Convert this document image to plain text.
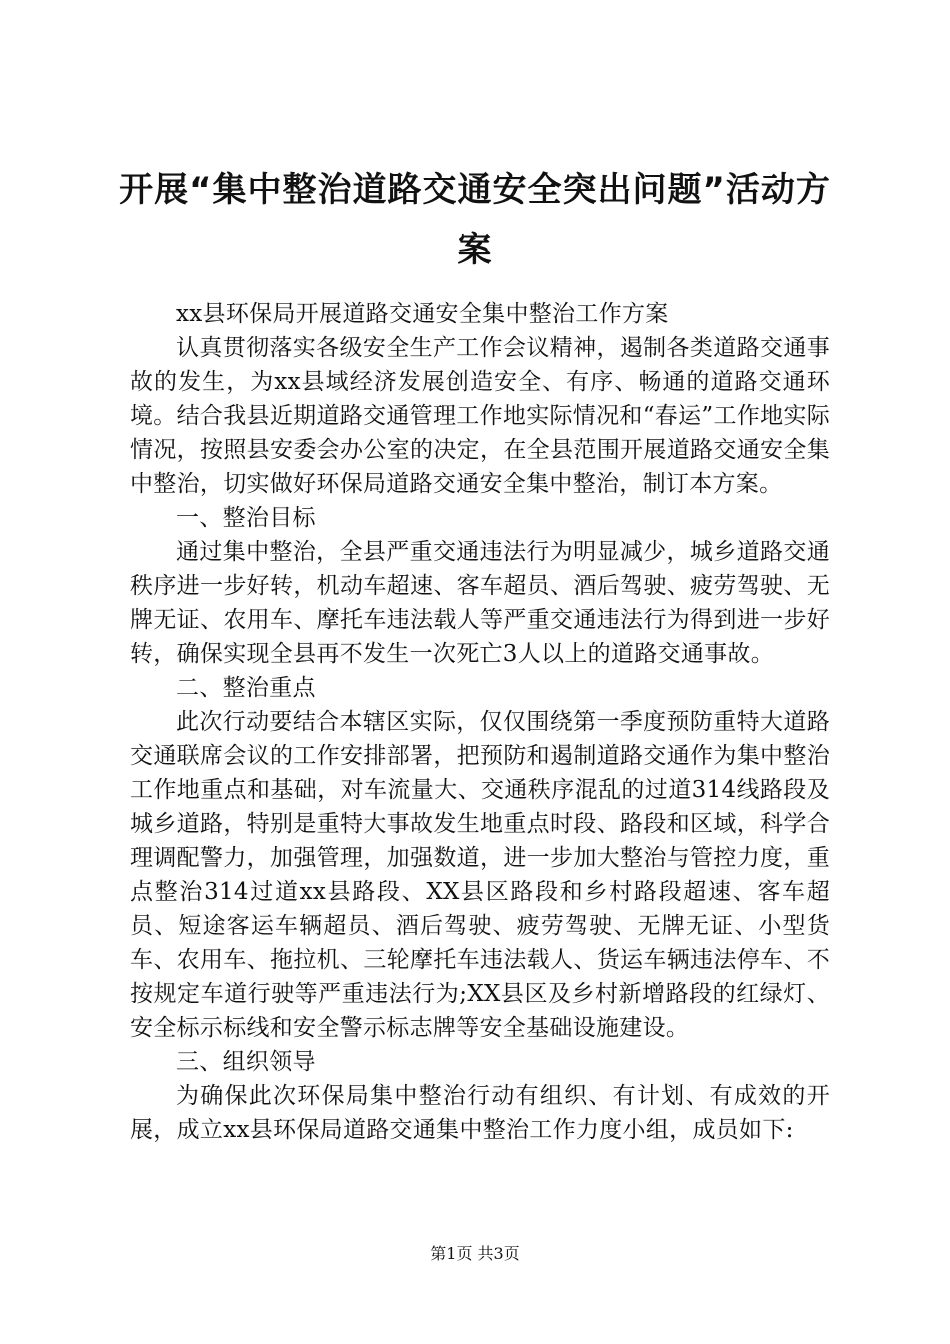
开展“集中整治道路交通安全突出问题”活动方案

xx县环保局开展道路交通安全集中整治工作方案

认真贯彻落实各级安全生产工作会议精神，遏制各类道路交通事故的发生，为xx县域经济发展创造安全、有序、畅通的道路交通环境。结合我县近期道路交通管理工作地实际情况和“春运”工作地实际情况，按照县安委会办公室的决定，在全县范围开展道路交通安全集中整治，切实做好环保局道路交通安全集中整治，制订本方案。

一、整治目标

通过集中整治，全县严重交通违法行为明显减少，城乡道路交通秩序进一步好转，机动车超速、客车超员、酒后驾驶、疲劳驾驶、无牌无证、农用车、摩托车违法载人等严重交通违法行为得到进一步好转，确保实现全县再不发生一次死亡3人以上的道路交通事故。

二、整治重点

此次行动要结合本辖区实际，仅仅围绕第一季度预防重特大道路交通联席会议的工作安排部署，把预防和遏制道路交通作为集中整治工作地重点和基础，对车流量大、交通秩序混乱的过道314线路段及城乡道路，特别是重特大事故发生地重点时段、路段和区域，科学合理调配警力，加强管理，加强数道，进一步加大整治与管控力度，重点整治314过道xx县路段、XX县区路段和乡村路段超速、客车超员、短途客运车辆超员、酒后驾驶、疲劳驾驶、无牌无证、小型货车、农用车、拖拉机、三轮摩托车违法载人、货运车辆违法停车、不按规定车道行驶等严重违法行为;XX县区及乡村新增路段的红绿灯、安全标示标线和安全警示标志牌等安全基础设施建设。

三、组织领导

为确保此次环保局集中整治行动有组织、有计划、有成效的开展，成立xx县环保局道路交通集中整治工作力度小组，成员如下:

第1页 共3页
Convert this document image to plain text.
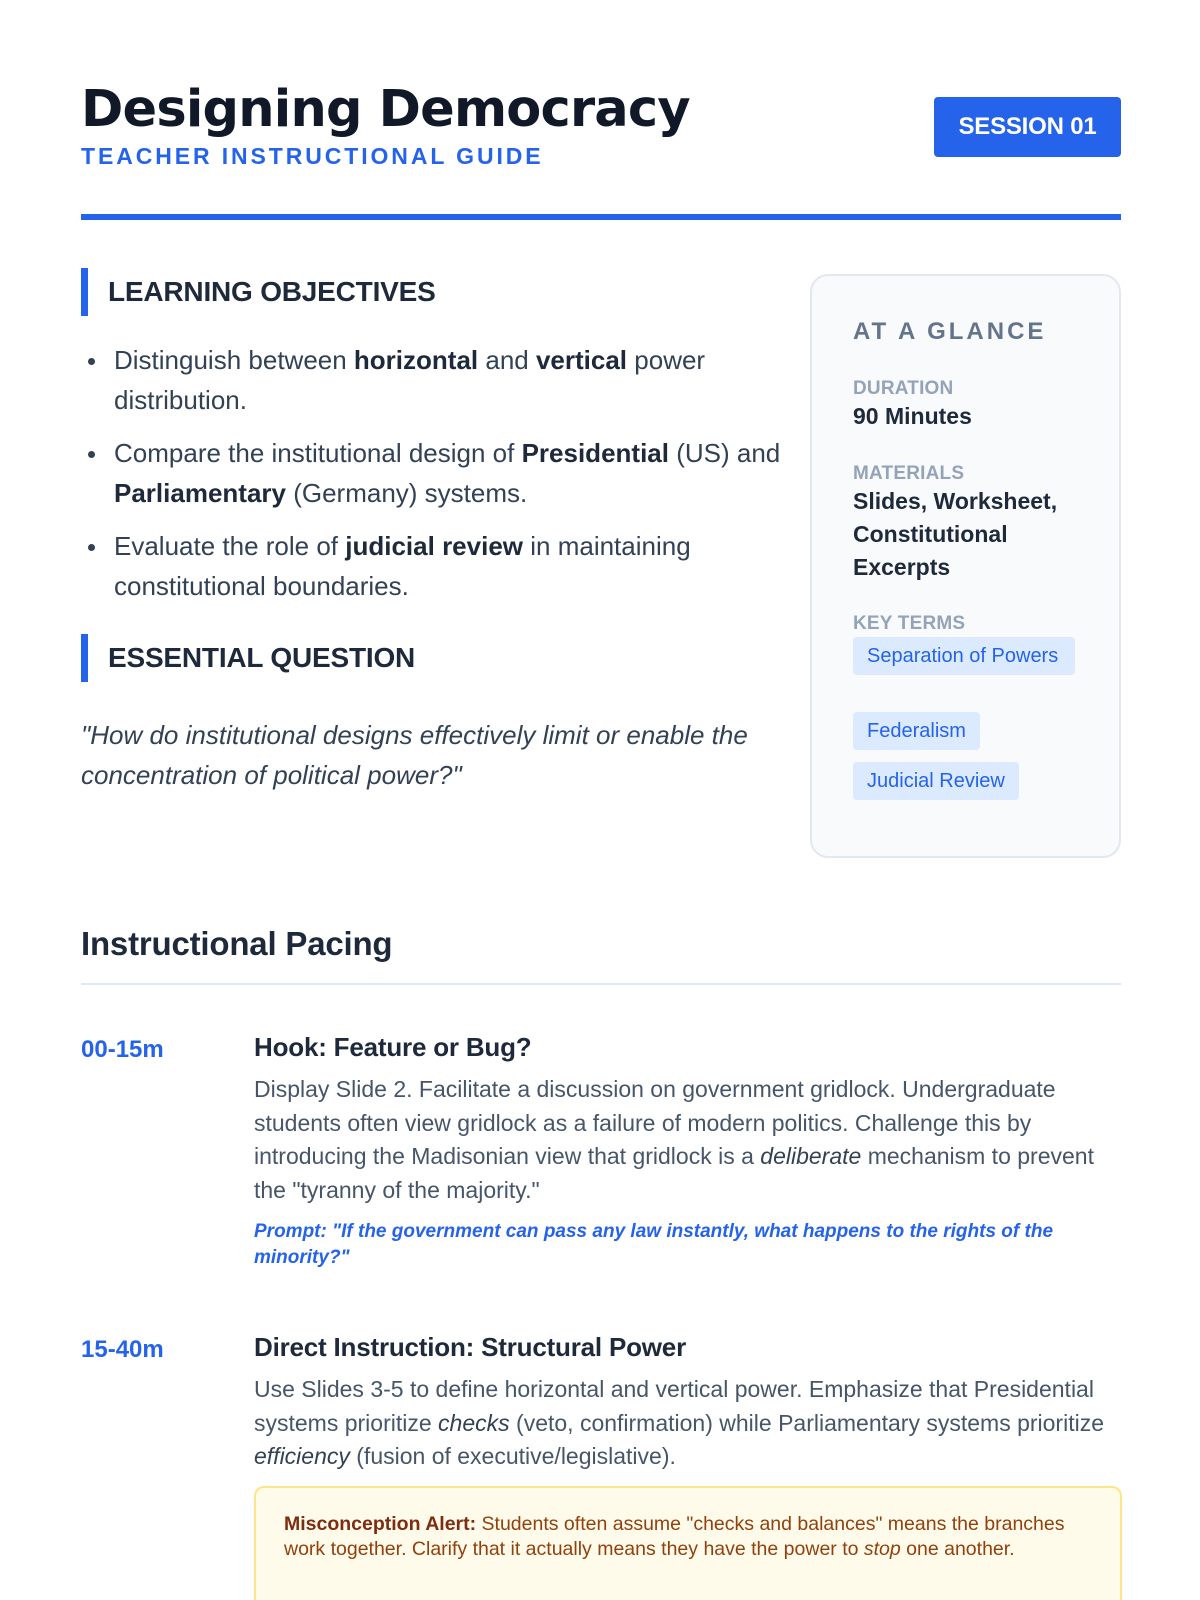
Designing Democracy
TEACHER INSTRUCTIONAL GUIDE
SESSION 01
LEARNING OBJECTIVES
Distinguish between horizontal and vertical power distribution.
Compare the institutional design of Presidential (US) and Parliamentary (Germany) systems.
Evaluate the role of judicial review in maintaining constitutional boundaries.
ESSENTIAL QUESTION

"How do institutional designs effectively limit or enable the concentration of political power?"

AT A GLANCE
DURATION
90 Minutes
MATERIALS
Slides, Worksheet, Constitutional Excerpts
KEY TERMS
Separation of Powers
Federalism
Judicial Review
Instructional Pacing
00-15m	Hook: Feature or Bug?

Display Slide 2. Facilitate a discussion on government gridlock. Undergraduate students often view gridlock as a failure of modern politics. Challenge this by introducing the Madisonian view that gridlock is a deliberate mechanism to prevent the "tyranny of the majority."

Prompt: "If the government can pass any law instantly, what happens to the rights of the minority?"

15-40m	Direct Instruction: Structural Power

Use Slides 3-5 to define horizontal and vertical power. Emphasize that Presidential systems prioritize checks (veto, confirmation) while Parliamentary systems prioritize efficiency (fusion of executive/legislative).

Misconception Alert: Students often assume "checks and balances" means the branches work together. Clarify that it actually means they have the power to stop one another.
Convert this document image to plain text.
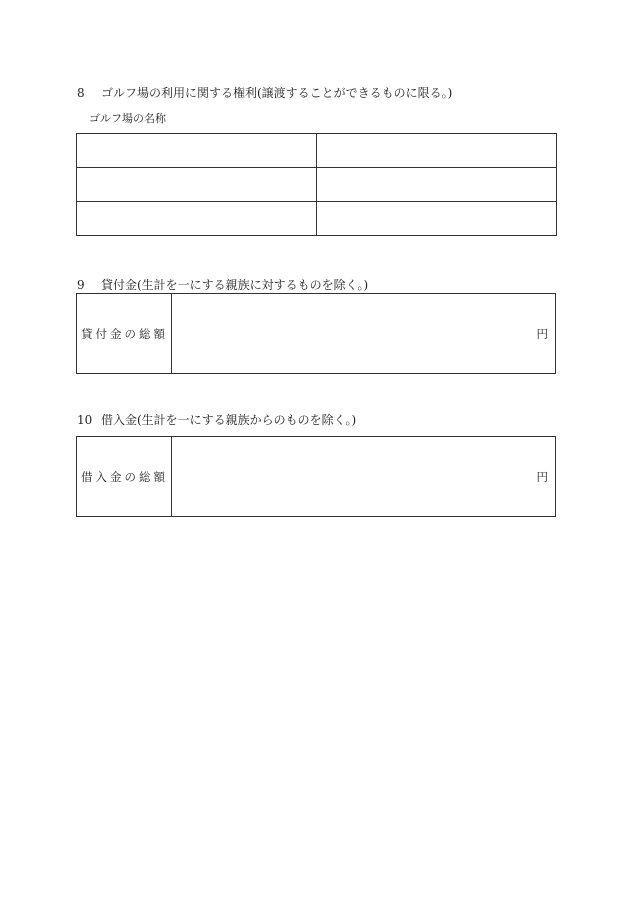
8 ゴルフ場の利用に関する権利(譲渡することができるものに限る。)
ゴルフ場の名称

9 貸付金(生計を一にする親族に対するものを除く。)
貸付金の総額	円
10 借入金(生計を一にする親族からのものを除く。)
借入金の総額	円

○ ○ ○ ○ ○

__Exercise requirements__:
Every line is to be duplicated exactly, though pictures stay out.

__Expected answer__:
Convert this document image to plain text.
开展“集中整治道路交通安全突出问题”活动方案

xx县环保局开展道路交通安全集中整治工作方案

认真贯彻落实各级安全生产工作会议精神，遏制各类道路交通事故的发生，为xx县域经济发展创造安全、有序、畅通的道路交通环境。结合我县近期道路交通管理工作地实际情况和“春运”工作地实际情况，按照县安委会办公室的决定，在全县范围开展道路交通安全集中整治，切实做好环保局道路交通安全集中整治，制订本方案。

一、整治目标

通过集中整治，全县严重交通违法行为明显减少，城乡道路交通秩序进一步好转，机动车超速、客车超员、酒后驾驶、疲劳驾驶、无牌无证、农用车、摩托车违法载人等严重交通违法行为得到进一步好转，确保实现全县再不发生一次死亡3人以上的道路交通事故。

二、整治重点

此次行动要结合本辖区实际，仅仅围绕第一季度预防重特大道路交通联席会议的工作安排部署，把预防和遏制道路交通作为集中整治工作地重点和基础，对车流量大、交通秩序混乱的过道314线路段及城乡道路，特别是重特大事故发生地重点时段、路段和区域，科学合理调配警力，加强管理，加强数道，进一步加大整治与管控力度，重点整治314过道xx县路段、XX县区路段和乡村路段超速、客车超员、短途客运车辆超员、酒后驾驶、疲劳驾驶、无牌无证、小型货车、农用车、拖拉机、三轮摩托车违法载人、货运车辆违法停车、不按规定车道行驶等严重违法行为;XX县区及乡村新增路段的红绿灯、安全标示标线和安全警示标志牌等安全基础设施建设。

三、组织领导

为确保此次环保局集中整治行动有组织、有计划、有成效的开展，成立xx县环保局道路交通集中整治工作力度小组，成员如下:

第1页 共3页
Convert this document image to plain text.
Designing Democracy
TEACHER INSTRUCTIONAL GUIDE
SESSION 01
LEARNING OBJECTIVES
Distinguish between horizontal and vertical power distribution.
Compare the institutional design of Presidential (US) and Parliamentary (Germany) systems.
Evaluate the role of judicial review in maintaining constitutional boundaries.
ESSENTIAL QUESTION

"How do institutional designs effectively limit or enable the concentration of political power?"

AT A GLANCE
DURATION
90 Minutes
MATERIALS
Slides, Worksheet, Constitutional Excerpts
KEY TERMS
Separation of Powers
Federalism
Judicial Review
Instructional Pacing
00-15m	Hook: Feature or Bug?

Display Slide 2. Facilitate a discussion on government gridlock. Undergraduate students often view gridlock as a failure of modern politics. Challenge this by introducing the Madisonian view that gridlock is a deliberate mechanism to prevent the "tyranny of the majority."

Prompt: "If the government can pass any law instantly, what happens to the rights of the minority?"

15-40m	Direct Instruction: Structural Power

Use Slides 3-5 to define horizontal and vertical power. Emphasize that Presidential systems prioritize checks (veto, confirmation) while Parliamentary systems prioritize efficiency (fusion of executive/legislative).

Misconception Alert: Students often assume "checks and balances" means the branches work together. Clarify that it actually means they have the power to stop one another.
Convert this document image to plain text.
8 ゴルフ場の利用に関する権利(譲渡することができるものに限る。)
ゴルフ場の名称

9 貸付金(生計を一にする親族に対するものを除く。)
貸付金の総額	円
10 借入金(生計を一にする親族からのものを除く。)
借入金の総額	円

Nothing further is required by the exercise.